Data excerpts
START
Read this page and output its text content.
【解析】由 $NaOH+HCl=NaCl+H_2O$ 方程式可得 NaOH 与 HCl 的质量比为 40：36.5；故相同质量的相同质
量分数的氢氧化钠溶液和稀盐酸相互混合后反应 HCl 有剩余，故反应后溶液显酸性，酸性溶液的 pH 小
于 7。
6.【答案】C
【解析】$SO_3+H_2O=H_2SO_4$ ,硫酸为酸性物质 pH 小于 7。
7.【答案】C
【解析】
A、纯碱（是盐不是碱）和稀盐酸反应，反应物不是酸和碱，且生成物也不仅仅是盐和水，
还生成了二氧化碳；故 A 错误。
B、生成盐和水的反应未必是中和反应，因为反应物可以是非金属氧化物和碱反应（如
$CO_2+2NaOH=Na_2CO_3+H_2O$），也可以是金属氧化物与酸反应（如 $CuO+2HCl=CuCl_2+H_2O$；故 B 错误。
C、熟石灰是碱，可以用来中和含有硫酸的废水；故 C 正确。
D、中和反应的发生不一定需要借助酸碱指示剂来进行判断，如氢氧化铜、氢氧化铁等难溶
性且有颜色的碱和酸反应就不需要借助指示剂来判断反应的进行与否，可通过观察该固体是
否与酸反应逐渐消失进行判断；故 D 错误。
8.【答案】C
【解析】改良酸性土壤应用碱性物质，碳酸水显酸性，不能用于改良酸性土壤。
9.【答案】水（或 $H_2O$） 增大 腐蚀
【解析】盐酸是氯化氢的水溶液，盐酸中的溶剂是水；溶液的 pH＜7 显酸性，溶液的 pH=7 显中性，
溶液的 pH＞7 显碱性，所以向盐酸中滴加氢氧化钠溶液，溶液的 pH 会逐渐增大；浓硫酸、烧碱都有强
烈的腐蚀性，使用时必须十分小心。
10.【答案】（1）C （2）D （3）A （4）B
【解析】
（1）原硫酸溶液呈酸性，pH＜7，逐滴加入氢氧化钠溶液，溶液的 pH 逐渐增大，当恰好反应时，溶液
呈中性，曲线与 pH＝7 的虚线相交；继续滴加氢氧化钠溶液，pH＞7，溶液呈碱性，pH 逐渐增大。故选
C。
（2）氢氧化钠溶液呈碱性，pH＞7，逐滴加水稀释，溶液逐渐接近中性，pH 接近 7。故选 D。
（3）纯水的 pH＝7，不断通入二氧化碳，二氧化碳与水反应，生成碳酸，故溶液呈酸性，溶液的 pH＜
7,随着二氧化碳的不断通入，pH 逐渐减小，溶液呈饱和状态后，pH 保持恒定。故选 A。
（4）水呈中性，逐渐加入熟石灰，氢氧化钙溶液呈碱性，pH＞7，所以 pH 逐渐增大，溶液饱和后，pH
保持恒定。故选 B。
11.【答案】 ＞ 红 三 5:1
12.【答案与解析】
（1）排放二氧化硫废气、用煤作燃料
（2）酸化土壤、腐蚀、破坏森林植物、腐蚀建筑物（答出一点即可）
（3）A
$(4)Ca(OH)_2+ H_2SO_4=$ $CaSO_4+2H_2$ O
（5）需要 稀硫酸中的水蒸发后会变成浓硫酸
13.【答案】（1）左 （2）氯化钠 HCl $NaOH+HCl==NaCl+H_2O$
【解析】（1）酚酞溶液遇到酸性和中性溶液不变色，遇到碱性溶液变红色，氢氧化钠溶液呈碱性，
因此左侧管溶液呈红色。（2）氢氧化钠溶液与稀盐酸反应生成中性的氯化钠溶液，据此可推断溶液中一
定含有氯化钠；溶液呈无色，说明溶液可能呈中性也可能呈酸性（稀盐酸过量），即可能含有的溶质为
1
END
Stated goal
Everything in the listing above should be restated exactly.

Correct response
Read this page and output its text content.
【解析】由 $NaOH+HCl=NaCl+H_2O$ 方程式可得 NaOH 与 HCl 的质量比为 40：36.5；故相同质量的相同质
量分数的氢氧化钠溶液和稀盐酸相互混合后反应 HCl 有剩余，故反应后溶液显酸性，酸性溶液的 pH 小
于 7。
6.【答案】C
【解析】$SO_3+H_2O=H_2SO_4$ ,硫酸为酸性物质 pH 小于 7。
7.【答案】C
【解析】
A、纯碱（是盐不是碱）和稀盐酸反应，反应物不是酸和碱，且生成物也不仅仅是盐和水，
还生成了二氧化碳；故 A 错误。
B、生成盐和水的反应未必是中和反应，因为反应物可以是非金属氧化物和碱反应（如
$CO_2+2NaOH=Na_2CO_3+H_2O$），也可以是金属氧化物与酸反应（如 $CuO+2HCl=CuCl_2+H_2O$；故 B 错误。
C、熟石灰是碱，可以用来中和含有硫酸的废水；故 C 正确。
D、中和反应的发生不一定需要借助酸碱指示剂来进行判断，如氢氧化铜、氢氧化铁等难溶
性且有颜色的碱和酸反应就不需要借助指示剂来判断反应的进行与否，可通过观察该固体是
否与酸反应逐渐消失进行判断；故 D 错误。
8.【答案】C
【解析】改良酸性土壤应用碱性物质，碳酸水显酸性，不能用于改良酸性土壤。
9.【答案】水（或 $H_2O$） 增大 腐蚀
【解析】盐酸是氯化氢的水溶液，盐酸中的溶剂是水；溶液的 pH＜7 显酸性，溶液的 pH=7 显中性，
溶液的 pH＞7 显碱性，所以向盐酸中滴加氢氧化钠溶液，溶液的 pH 会逐渐增大；浓硫酸、烧碱都有强
烈的腐蚀性，使用时必须十分小心。
10.【答案】（1）C （2）D （3）A （4）B
【解析】
（1）原硫酸溶液呈酸性，pH＜7，逐滴加入氢氧化钠溶液，溶液的 pH 逐渐增大，当恰好反应时，溶液
呈中性，曲线与 pH＝7 的虚线相交；继续滴加氢氧化钠溶液，pH＞7，溶液呈碱性，pH 逐渐增大。故选
C。
（2）氢氧化钠溶液呈碱性，pH＞7，逐滴加水稀释，溶液逐渐接近中性，pH 接近 7。故选 D。
（3）纯水的 pH＝7，不断通入二氧化碳，二氧化碳与水反应，生成碳酸，故溶液呈酸性，溶液的 pH＜
7,随着二氧化碳的不断通入，pH 逐渐减小，溶液呈饱和状态后，pH 保持恒定。故选 A。
（4）水呈中性，逐渐加入熟石灰，氢氧化钙溶液呈碱性，pH＞7，所以 pH 逐渐增大，溶液饱和后，pH
保持恒定。故选 B。
11.【答案】 ＞ 红 三 5:1
12.【答案与解析】
（1）排放二氧化硫废气、用煤作燃料
（2）酸化土壤、腐蚀、破坏森林植物、腐蚀建筑物（答出一点即可）
（3）A
$(4)Ca(OH)_2+ H_2SO_4=$ $CaSO_4+2H_2$ O
（5）需要 稀硫酸中的水蒸发后会变成浓硫酸
13.【答案】（1）左 （2）氯化钠 HCl $NaOH+HCl==NaCl+H_2O$
【解析】（1）酚酞溶液遇到酸性和中性溶液不变色，遇到碱性溶液变红色，氢氧化钠溶液呈碱性，
因此左侧管溶液呈红色。（2）氢氧化钠溶液与稀盐酸反应生成中性的氯化钠溶液，据此可推断溶液中一
定含有氯化钠；溶液呈无色，说明溶液可能呈中性也可能呈酸性（稀盐酸过量），即可能含有的溶质为
1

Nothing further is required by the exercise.